## What the task asks:
Return each line that holds the word "avoit".

========================================

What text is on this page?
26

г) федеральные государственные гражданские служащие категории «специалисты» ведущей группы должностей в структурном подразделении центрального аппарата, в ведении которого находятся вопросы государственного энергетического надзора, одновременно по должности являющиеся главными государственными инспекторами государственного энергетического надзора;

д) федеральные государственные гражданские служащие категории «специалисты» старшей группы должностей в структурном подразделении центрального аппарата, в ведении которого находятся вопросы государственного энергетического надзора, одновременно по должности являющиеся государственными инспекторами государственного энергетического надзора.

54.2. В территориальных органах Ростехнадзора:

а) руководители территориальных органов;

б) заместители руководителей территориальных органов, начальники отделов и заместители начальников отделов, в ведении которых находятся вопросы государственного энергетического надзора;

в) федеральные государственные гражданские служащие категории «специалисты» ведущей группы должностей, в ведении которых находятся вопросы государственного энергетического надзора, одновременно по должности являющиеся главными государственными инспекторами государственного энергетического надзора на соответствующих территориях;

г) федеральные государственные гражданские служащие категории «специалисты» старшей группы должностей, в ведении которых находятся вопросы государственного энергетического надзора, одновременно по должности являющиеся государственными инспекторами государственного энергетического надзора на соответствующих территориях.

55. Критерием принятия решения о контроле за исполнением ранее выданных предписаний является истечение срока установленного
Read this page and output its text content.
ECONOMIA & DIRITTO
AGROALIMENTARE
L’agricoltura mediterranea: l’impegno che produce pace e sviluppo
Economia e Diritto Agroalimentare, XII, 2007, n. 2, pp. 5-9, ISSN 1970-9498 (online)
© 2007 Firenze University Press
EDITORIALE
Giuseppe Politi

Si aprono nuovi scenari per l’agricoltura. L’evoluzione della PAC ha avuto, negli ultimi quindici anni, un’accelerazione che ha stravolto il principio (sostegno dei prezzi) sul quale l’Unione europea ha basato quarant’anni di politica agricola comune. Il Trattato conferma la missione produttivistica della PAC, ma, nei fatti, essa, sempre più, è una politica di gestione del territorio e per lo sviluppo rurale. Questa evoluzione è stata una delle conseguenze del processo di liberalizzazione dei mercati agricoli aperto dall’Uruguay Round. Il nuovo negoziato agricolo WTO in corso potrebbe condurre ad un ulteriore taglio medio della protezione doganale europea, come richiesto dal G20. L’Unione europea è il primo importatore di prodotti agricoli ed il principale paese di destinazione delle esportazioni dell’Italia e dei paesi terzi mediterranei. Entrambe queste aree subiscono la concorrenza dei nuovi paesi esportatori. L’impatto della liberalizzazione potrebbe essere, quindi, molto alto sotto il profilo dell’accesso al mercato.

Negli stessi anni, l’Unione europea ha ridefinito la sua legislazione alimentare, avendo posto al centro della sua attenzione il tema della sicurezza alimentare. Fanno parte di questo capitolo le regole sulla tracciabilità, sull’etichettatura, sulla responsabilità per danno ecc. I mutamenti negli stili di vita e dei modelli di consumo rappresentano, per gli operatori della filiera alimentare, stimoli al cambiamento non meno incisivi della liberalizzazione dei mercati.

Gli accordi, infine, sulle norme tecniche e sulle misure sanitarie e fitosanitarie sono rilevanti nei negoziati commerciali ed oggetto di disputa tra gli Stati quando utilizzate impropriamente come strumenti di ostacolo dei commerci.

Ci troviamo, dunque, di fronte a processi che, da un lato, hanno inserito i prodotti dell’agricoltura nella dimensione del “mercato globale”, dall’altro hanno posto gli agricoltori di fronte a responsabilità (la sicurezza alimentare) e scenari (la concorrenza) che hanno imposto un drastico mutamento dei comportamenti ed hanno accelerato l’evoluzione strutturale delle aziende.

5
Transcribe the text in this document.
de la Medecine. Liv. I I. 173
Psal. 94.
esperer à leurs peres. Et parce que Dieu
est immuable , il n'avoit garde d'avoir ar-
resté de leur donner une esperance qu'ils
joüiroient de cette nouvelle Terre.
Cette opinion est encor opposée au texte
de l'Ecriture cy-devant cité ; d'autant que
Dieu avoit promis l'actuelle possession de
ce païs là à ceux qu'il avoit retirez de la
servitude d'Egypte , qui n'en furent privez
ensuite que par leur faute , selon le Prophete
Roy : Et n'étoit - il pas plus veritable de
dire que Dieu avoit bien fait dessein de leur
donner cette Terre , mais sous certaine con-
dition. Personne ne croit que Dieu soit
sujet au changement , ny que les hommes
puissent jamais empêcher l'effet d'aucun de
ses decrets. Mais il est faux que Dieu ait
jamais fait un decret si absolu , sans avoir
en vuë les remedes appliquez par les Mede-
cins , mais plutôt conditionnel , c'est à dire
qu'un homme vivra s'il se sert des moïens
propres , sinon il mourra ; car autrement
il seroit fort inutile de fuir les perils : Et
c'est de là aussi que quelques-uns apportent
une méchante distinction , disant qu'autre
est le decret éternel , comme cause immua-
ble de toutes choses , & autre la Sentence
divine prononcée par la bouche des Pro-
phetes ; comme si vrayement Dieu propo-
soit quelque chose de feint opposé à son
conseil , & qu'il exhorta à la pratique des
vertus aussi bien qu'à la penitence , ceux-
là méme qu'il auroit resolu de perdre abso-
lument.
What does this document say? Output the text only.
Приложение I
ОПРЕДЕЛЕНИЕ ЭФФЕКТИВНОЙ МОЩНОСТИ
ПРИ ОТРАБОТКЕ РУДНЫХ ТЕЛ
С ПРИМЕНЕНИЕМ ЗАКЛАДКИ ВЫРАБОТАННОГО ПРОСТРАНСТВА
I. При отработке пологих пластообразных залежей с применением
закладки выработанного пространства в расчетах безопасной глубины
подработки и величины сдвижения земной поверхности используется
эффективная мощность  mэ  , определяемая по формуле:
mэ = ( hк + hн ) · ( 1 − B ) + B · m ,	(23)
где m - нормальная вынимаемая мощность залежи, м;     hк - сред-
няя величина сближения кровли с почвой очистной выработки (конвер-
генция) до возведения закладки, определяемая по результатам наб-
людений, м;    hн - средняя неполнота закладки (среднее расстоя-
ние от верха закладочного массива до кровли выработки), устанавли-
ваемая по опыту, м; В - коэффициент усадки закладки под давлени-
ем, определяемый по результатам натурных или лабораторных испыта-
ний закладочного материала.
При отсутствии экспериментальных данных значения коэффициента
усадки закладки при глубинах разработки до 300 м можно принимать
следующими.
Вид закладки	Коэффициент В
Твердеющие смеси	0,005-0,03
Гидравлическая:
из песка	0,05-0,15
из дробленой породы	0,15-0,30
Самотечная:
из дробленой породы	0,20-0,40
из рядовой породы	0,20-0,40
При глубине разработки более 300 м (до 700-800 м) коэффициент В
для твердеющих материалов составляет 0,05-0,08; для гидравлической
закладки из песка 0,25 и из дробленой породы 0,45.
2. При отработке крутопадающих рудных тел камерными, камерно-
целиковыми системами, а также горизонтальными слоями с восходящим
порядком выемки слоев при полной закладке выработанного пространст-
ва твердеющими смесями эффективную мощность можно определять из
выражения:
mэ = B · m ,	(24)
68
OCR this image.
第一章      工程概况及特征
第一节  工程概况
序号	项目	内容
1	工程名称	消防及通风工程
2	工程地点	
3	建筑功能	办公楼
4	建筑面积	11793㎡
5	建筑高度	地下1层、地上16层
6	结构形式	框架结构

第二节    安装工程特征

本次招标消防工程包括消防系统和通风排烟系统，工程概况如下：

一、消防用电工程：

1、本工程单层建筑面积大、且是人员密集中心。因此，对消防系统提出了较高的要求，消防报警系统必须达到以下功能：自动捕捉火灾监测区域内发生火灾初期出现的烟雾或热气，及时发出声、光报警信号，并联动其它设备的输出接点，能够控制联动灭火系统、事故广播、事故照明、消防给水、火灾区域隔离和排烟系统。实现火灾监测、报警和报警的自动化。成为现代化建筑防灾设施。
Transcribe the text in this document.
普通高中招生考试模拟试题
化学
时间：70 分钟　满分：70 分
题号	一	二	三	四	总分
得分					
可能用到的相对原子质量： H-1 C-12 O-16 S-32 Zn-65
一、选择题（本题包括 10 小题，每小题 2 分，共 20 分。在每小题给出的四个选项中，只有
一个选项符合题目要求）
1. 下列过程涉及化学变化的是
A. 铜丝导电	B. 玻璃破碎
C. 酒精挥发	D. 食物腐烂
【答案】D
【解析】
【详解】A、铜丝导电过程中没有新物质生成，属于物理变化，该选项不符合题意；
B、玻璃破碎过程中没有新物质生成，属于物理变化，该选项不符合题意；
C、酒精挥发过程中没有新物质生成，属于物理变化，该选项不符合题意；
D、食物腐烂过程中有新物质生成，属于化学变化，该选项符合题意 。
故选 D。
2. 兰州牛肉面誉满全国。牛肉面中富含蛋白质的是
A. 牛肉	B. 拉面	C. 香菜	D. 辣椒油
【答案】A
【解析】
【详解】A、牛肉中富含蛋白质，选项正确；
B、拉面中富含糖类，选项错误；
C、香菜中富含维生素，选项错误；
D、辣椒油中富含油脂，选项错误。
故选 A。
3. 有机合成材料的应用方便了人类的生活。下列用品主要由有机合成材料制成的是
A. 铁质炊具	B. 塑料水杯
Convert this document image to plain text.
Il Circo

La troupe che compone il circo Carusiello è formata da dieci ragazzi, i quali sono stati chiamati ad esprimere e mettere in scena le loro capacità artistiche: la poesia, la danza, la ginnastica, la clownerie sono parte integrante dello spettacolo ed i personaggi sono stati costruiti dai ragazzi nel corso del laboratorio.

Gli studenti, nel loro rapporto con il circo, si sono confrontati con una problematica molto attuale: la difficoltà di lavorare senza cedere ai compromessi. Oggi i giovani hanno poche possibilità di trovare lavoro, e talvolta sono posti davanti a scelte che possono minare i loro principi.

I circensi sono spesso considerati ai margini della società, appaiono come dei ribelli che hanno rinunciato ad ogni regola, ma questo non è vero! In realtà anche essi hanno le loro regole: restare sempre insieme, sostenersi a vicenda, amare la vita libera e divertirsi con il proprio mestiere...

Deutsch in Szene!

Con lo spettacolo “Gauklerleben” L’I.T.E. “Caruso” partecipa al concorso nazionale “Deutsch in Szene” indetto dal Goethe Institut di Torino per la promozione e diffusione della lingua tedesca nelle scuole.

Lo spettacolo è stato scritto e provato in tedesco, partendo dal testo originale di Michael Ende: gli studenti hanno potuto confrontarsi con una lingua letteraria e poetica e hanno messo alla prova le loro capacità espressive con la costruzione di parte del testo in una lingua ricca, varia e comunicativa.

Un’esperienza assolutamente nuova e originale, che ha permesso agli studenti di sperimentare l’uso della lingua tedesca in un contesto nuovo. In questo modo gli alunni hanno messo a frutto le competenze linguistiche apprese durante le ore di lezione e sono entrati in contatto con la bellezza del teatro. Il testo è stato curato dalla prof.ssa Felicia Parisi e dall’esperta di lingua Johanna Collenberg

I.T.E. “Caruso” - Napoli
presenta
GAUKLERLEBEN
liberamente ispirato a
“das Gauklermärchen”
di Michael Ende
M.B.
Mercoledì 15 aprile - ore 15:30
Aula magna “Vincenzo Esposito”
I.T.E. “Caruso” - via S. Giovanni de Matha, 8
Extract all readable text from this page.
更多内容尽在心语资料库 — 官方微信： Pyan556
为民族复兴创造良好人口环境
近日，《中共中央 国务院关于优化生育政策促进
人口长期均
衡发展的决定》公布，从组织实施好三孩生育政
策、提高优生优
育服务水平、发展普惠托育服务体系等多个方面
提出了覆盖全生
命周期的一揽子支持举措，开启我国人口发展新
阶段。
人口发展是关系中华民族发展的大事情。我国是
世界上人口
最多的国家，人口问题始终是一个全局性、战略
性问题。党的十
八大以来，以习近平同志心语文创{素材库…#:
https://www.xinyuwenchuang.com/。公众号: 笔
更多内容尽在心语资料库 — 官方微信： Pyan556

========================================

## Answer for this exercise:
est immuable , il n'avoit garde d'avoir ar-
Dieu avoit promis l'actuelle possession de
ce païs là à ceux qu'il avoit retirez de la
dire que Dieu avoit bien fait dessein de leur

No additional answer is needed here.